ROWS »
----
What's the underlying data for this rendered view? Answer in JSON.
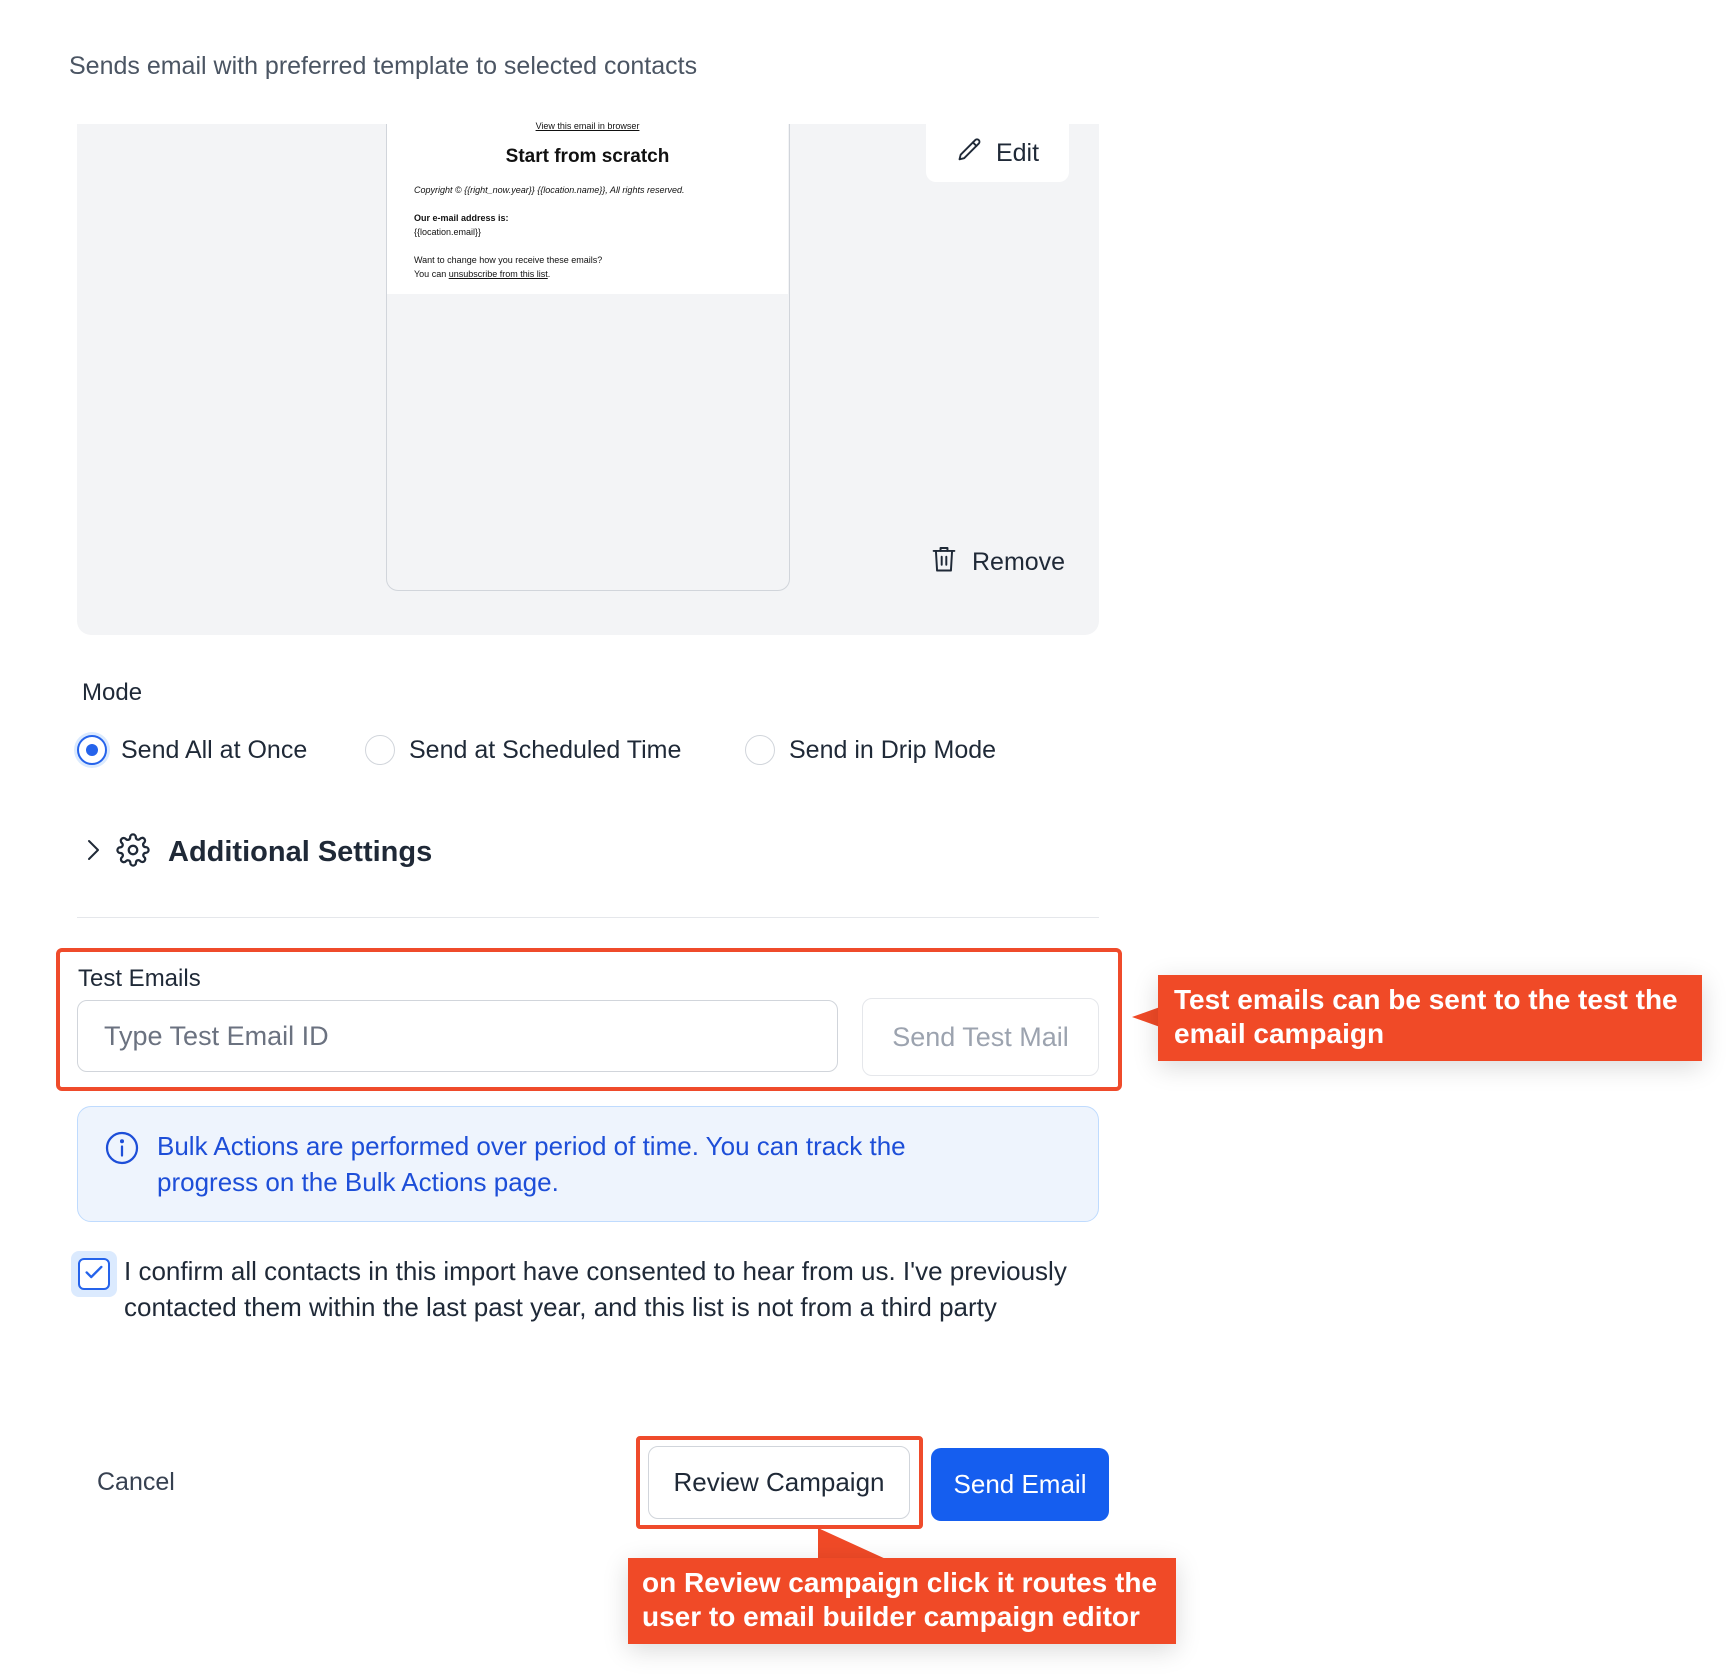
{
  "header": {
    "subtitle": "Sends email with preferred template to selected contacts"
  },
  "template_preview": {
    "view_link": "View this email in browser",
    "title": "Start from scratch",
    "copyright": "Copyright © {{right_now.year}}  {{location.name}}, All rights reserved.",
    "address_label": "Our e-mail address is:",
    "address_value": "{{location.email}}",
    "change_text": "Want to change how you receive these emails?",
    "unsub_prefix": "You can ",
    "unsub_link": "unsubscribe from this list",
    "unsub_suffix": ".",
    "edit_label": "Edit",
    "remove_label": "Remove"
  },
  "mode": {
    "label": "Mode",
    "options": [
      {
        "label": "Send All at Once",
        "selected": true
      },
      {
        "label": "Send at Scheduled Time",
        "selected": false
      },
      {
        "label": "Send in Drip Mode",
        "selected": false
      }
    ]
  },
  "additional_settings": {
    "label": "Additional Settings"
  },
  "test_emails": {
    "label": "Test Emails",
    "input_placeholder": "Type Test Email ID",
    "input_value": "",
    "send_label": "Send Test Mail"
  },
  "info": {
    "text": "Bulk Actions are performed over period of time. You can track the progress on the Bulk Actions page."
  },
  "consent": {
    "checked": true,
    "text": "I confirm all contacts in this import have consented to hear from us. I've previously contacted them within the last past year, and this list is not from a third party"
  },
  "footer": {
    "cancel_label": "Cancel",
    "review_label": "Review Campaign",
    "send_label": "Send Email"
  },
  "annotations": {
    "test_emails_note": "Test emails can be sent to the test the email campaign",
    "review_note": "on Review campaign click it routes the user to email builder campaign editor"
  },
  "colors": {
    "primary": "#155eef",
    "annotation": "#f04a27",
    "info_bg": "#eef4fd",
    "info_text": "#1d4ed8"
  }
}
----
WHAT YOU ARE ASKED TO DO »
From the entries, report each line that includes the word "selected".

TASK SOLUTION »
    "subtitle": "Sends email with preferred template to selected contacts"
        "selected": true
        "selected": false
        "selected": false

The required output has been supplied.